■ **What you need to do**:
Track down the lines that contain "this" and copy them.

** Begin **

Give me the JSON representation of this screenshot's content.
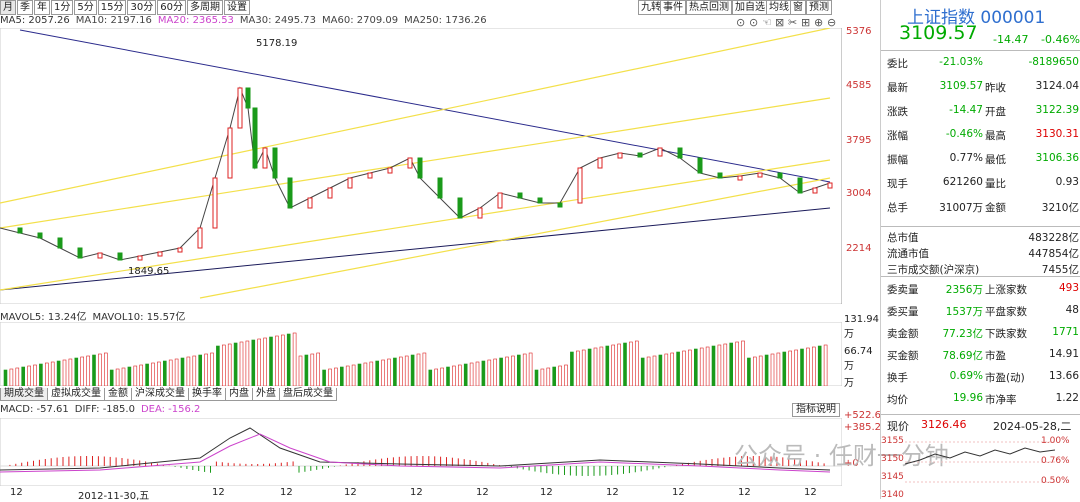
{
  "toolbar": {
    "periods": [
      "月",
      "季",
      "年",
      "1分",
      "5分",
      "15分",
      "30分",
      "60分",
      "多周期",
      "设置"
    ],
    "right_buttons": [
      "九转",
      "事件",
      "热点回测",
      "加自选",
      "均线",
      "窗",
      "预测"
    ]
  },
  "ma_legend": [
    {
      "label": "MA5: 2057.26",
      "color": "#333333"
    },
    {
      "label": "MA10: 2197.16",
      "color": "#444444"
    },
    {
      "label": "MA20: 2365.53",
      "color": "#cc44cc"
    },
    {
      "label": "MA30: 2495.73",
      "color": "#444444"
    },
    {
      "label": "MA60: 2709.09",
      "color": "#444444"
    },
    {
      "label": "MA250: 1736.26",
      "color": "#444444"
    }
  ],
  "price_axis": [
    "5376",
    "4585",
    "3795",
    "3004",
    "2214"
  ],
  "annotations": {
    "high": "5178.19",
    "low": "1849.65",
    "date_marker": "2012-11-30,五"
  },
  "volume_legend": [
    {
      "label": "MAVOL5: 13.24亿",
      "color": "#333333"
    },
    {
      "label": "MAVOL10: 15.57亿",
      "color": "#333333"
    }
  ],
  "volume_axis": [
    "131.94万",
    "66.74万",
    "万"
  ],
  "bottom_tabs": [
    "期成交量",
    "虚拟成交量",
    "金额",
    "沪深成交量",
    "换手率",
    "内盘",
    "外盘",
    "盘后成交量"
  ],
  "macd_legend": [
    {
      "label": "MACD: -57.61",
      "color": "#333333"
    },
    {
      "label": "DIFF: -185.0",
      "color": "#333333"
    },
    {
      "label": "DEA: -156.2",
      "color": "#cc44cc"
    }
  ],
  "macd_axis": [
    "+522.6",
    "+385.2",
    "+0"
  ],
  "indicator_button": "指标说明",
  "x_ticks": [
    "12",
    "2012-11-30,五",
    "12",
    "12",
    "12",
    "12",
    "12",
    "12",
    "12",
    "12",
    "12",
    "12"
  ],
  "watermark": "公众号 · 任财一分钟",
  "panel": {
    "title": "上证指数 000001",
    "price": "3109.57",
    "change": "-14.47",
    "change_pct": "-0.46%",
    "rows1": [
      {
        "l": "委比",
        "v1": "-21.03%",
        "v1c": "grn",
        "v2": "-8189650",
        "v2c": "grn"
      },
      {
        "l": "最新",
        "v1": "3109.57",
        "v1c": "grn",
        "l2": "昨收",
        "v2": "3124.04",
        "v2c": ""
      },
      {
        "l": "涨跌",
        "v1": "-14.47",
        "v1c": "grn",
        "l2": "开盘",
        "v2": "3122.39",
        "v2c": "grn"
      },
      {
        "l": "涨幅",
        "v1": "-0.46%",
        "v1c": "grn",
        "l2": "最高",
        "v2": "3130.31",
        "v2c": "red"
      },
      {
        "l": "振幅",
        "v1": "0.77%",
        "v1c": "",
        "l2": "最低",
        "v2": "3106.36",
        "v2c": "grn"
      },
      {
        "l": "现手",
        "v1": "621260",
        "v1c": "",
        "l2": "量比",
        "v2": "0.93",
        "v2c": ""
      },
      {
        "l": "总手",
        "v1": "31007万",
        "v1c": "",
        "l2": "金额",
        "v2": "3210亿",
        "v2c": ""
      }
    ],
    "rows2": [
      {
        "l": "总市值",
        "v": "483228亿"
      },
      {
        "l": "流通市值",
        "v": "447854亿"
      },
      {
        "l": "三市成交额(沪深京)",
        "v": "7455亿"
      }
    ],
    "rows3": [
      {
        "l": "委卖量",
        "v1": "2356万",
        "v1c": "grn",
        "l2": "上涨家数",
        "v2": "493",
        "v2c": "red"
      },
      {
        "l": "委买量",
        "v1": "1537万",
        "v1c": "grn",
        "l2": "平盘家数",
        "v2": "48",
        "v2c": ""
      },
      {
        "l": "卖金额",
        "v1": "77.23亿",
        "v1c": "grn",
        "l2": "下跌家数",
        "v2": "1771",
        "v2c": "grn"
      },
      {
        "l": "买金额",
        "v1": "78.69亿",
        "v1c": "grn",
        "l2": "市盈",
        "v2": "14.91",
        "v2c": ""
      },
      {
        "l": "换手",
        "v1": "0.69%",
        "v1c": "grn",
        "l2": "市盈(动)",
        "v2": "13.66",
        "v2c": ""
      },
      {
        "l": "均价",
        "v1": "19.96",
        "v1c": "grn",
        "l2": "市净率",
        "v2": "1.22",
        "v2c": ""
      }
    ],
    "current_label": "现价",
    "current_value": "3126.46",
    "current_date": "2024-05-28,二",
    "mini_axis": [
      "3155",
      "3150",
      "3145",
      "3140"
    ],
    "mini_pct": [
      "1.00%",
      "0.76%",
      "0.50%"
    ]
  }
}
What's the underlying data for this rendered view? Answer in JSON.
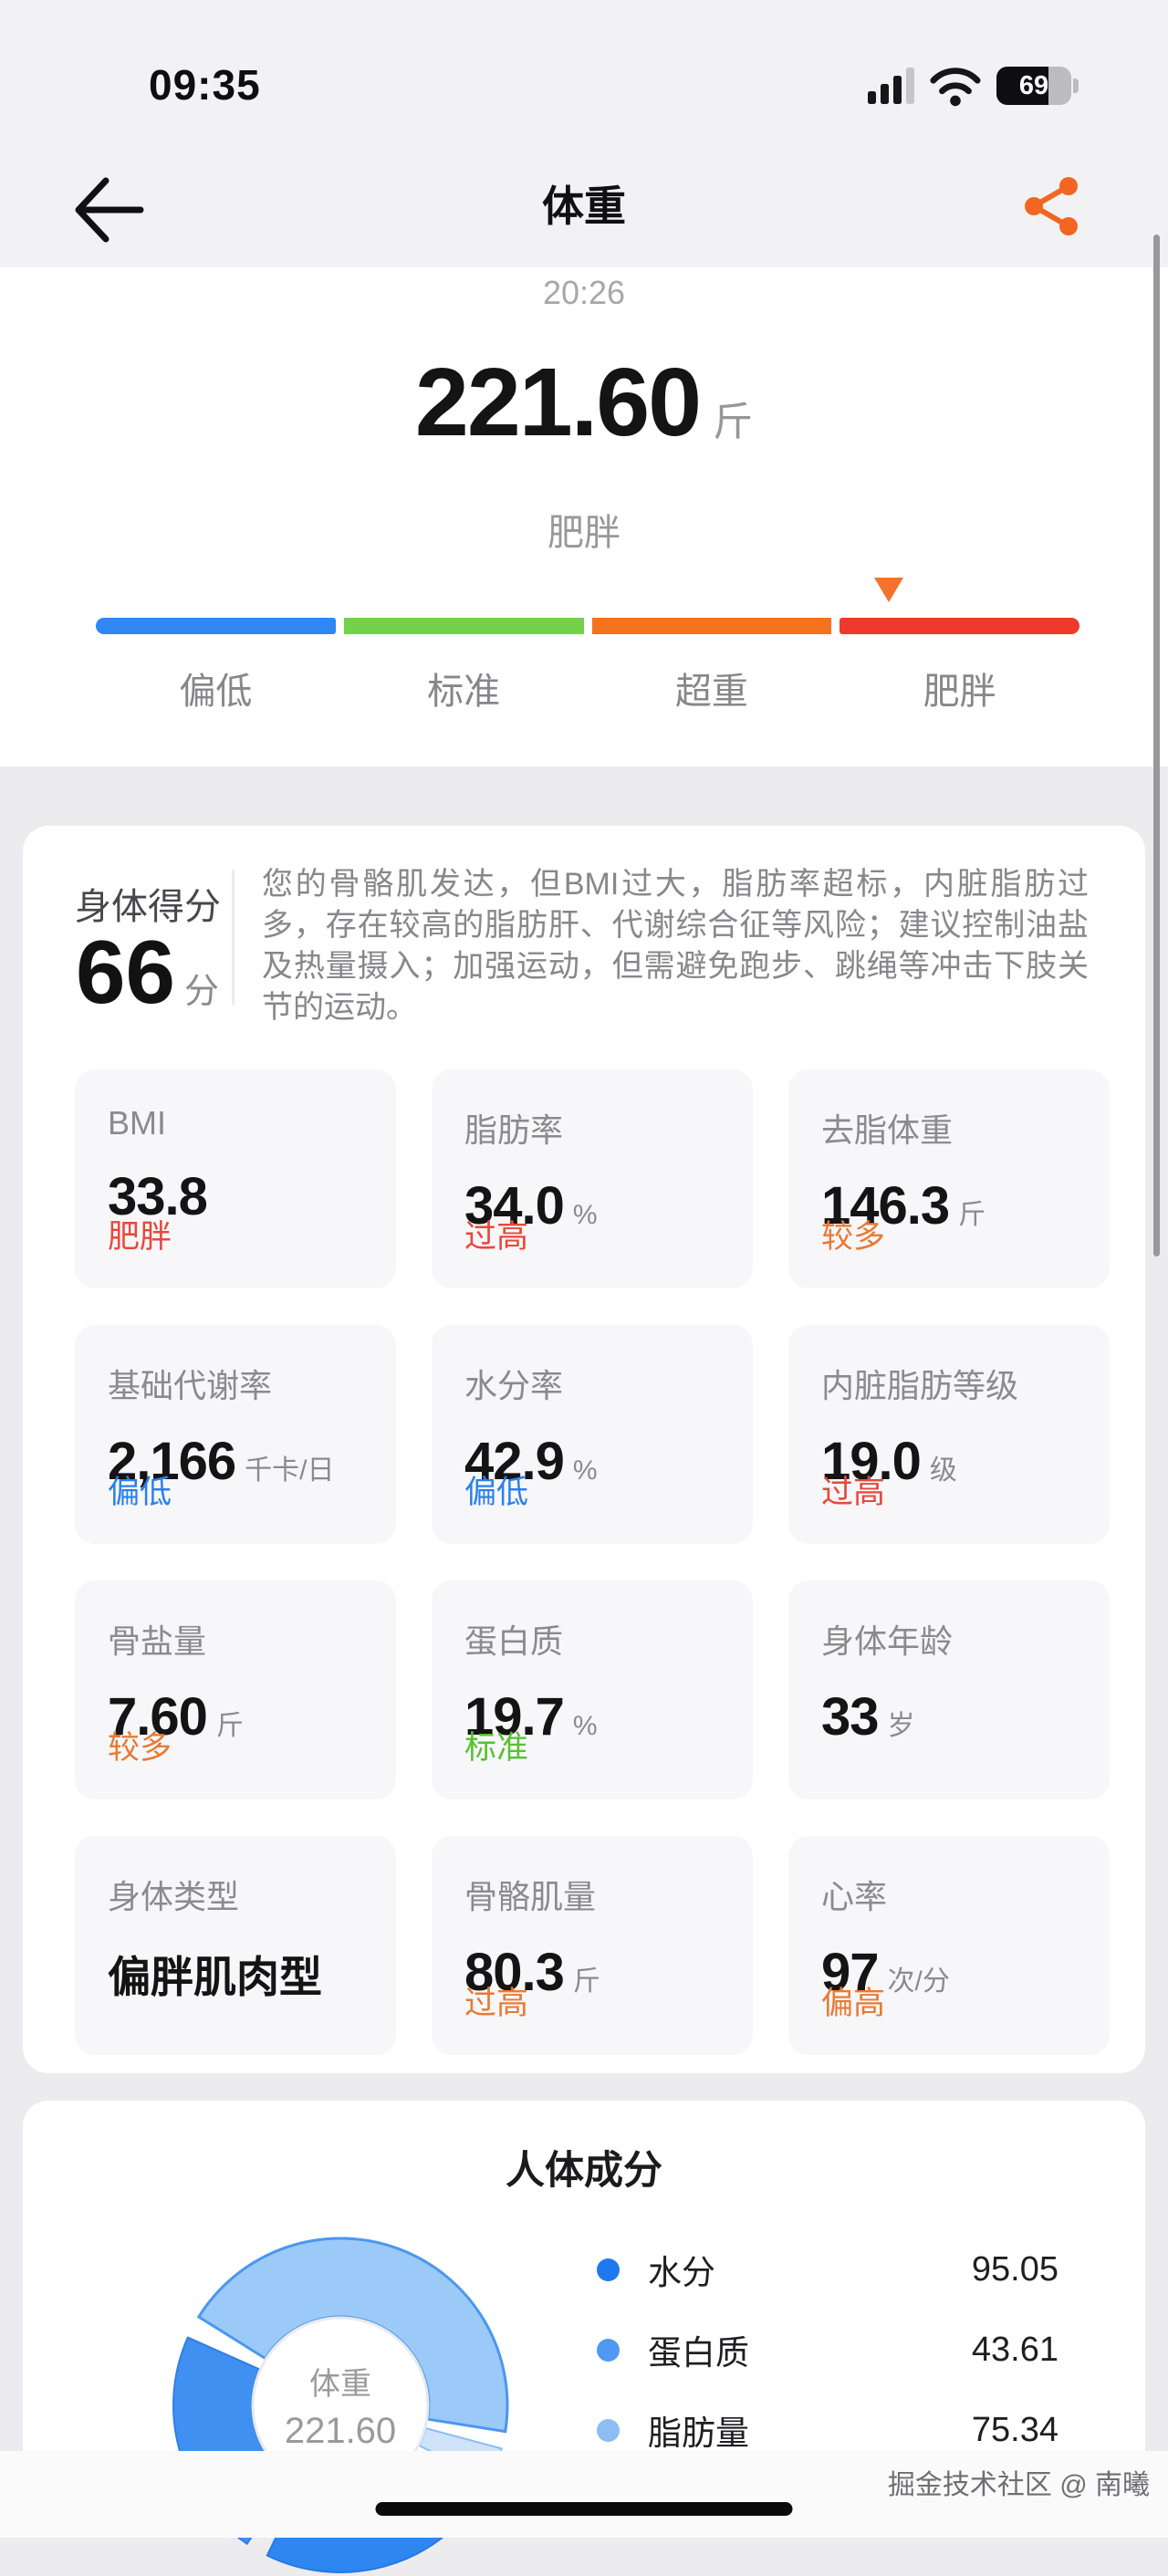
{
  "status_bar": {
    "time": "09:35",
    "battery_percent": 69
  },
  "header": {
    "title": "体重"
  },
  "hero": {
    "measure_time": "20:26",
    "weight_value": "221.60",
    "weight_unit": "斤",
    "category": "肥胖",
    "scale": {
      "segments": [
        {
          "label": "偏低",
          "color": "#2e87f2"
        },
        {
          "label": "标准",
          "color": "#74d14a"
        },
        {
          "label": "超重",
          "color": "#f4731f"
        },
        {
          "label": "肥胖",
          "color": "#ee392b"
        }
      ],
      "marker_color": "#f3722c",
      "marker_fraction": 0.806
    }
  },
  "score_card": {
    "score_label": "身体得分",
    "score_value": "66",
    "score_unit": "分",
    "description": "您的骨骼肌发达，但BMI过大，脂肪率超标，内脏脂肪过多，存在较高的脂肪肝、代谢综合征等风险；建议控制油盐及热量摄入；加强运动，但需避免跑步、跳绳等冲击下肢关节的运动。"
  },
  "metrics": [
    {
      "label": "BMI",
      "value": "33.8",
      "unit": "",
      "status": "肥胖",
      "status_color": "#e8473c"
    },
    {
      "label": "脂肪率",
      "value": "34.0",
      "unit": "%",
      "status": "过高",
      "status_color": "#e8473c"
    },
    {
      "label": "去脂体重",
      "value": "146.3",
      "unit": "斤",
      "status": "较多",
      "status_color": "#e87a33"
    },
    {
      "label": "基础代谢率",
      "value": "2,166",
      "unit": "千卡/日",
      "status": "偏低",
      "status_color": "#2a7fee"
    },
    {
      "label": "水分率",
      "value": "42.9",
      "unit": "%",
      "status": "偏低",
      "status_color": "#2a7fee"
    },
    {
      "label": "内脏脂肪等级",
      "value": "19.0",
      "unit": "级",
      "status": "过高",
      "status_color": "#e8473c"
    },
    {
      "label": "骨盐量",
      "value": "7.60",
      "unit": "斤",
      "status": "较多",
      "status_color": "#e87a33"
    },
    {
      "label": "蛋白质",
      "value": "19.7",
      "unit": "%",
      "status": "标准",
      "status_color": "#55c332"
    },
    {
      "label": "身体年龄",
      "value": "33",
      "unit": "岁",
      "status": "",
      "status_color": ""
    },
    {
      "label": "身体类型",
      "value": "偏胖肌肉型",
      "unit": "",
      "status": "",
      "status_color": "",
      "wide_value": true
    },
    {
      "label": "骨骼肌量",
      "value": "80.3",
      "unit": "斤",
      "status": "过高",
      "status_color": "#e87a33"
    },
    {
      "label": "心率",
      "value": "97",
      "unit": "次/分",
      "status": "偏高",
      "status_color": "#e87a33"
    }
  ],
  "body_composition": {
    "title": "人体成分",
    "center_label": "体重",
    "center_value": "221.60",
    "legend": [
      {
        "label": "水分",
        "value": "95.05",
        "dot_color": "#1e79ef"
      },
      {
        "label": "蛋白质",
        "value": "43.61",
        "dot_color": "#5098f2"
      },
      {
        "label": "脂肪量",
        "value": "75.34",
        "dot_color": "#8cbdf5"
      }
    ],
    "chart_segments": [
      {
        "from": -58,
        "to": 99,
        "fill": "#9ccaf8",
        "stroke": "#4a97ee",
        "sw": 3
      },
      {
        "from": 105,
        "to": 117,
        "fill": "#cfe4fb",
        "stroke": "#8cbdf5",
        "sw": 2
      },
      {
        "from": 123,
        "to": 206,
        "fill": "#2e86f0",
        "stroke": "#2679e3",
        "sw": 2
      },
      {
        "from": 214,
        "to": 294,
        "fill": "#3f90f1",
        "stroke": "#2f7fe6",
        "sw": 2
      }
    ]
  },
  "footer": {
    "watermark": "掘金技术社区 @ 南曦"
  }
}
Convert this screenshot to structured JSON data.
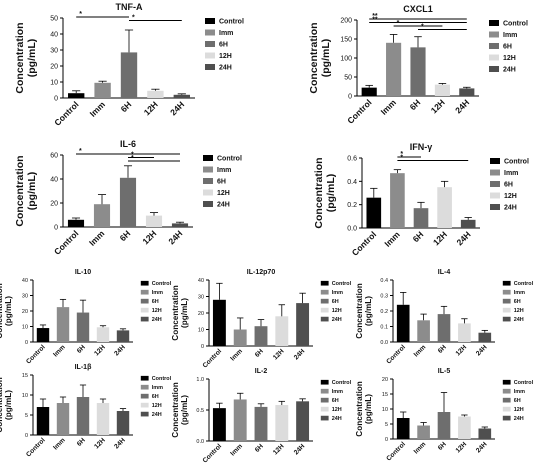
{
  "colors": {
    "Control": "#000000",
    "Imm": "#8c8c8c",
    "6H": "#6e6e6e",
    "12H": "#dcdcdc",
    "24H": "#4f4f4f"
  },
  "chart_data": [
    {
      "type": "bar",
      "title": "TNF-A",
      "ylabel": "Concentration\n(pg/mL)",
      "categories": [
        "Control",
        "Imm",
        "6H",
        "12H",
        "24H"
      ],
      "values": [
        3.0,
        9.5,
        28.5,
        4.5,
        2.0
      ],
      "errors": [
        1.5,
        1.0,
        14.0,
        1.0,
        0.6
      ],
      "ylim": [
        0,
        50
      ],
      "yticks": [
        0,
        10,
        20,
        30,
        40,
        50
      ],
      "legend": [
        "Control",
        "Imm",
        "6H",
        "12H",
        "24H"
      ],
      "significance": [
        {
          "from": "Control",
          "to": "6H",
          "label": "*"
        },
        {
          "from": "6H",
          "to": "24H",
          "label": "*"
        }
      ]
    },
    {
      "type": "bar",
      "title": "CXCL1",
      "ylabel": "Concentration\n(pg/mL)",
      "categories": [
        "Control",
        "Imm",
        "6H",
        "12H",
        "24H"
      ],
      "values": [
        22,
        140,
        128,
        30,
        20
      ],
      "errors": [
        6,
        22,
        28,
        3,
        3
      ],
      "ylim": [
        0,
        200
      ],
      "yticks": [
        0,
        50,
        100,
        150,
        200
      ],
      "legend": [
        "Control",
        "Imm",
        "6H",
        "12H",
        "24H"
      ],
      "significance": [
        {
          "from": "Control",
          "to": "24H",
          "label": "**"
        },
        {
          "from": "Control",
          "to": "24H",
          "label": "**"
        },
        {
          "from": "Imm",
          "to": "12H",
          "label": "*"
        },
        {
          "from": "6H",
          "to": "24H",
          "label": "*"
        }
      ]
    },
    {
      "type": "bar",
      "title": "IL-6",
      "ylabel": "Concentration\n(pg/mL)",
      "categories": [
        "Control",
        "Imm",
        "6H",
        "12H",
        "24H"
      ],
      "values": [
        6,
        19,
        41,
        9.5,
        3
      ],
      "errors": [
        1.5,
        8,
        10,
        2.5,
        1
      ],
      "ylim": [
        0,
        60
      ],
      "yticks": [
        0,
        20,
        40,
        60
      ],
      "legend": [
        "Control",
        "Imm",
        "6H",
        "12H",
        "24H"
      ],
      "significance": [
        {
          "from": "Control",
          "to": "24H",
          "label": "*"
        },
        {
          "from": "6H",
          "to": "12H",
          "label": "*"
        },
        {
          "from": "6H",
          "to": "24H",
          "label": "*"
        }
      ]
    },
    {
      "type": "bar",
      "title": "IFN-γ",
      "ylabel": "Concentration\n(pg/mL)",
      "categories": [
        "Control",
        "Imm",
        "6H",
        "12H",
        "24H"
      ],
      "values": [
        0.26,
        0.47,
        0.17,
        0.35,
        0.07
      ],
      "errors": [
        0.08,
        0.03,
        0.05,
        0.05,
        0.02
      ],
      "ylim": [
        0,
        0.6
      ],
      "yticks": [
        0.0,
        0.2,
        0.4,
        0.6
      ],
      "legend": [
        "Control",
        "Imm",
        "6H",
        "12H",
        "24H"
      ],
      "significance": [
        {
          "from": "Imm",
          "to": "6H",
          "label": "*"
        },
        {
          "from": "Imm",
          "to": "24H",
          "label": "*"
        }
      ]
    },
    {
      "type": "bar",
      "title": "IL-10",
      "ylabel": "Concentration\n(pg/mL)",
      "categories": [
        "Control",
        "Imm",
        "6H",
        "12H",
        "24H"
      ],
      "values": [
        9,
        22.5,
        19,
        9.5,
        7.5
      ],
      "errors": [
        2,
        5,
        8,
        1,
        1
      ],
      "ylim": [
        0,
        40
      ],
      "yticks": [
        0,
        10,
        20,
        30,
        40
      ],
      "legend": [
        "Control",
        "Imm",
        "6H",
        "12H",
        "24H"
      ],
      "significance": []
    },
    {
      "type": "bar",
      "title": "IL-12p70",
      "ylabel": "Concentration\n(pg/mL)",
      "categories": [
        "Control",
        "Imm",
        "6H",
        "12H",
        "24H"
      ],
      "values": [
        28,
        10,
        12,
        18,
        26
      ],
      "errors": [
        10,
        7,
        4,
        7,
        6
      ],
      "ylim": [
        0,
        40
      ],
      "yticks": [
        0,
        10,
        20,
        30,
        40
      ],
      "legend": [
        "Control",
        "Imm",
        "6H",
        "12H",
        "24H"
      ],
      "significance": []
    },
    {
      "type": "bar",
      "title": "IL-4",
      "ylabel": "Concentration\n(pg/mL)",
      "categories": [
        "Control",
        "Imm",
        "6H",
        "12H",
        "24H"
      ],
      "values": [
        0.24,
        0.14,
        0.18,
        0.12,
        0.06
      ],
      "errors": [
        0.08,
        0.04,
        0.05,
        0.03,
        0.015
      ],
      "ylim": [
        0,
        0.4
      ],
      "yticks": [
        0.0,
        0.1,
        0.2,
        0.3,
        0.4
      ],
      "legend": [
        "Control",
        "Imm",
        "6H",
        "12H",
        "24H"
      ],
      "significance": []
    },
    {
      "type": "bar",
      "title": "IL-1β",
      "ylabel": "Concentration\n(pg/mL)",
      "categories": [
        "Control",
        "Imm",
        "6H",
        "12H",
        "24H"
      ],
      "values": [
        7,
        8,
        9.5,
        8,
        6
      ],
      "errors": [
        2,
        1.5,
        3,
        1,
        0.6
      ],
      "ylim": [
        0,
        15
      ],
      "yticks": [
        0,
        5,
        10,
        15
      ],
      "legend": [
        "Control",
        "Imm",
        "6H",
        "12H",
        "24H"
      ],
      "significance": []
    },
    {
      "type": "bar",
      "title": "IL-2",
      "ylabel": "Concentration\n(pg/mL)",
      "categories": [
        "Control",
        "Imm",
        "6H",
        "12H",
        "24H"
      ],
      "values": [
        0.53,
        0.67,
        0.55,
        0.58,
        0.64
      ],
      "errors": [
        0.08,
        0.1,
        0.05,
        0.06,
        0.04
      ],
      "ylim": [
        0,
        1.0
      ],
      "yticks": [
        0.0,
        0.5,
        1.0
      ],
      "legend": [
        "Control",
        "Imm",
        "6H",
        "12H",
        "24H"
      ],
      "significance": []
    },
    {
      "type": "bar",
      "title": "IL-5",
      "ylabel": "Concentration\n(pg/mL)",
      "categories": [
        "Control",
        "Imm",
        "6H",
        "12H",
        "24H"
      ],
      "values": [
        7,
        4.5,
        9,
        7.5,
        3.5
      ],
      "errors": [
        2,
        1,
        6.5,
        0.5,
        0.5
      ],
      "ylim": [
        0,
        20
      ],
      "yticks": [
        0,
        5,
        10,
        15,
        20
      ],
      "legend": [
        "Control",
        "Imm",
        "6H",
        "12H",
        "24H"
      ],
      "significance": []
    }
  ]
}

** End **

■ **Expected answer**:
Give me the JSON representation of this screenshot's content.
What's the underlying data for this rendered view? Answer in JSON.
Convert this screenshot to structured JSON data.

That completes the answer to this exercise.